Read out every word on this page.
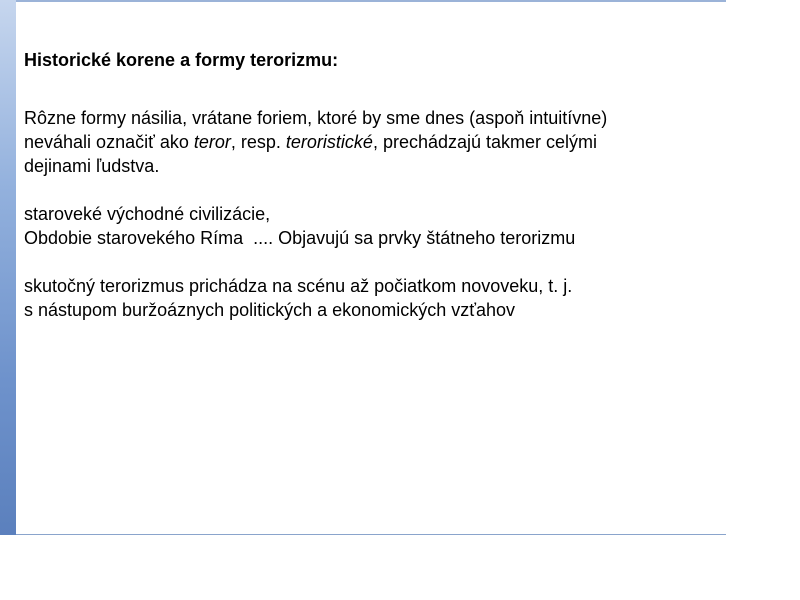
Historické korene a formy terorizmu:
Rôzne formy násilia, vrátane foriem, ktoré by sme dnes (aspoň intuitívne)
neváhali označiť ako teror, resp. teroristické, prechádzajú takmer celými
dejinami ľudstva.
staroveké východné civilizácie,
Obdobie starovekého Ríma  .... Objavujú sa prvky štátneho terorizmu
skutočný terorizmus prichádza na scénu až počiatkom novoveku, t. j.
s nástupom buržoáznych politických a ekonomických vzťahov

****************

What you are asked to do = Without including any picture, repeat the data exactly.

Exercise solution =
Read out every word on this page.
Historické korene a formy terorizmu:
Rôzne formy násilia, vrátane foriem, ktoré by sme dnes (aspoň intuitívne)
neváhali označiť ako teror, resp. teroristické, prechádzajú takmer celými
dejinami ľudstva.
staroveké východné civilizácie,
Obdobie starovekého Ríma  .... Objavujú sa prvky štátneho terorizmu
skutočný terorizmus prichádza na scénu až počiatkom novoveku, t. j.
s nástupom buržoáznych politických a ekonomických vzťahov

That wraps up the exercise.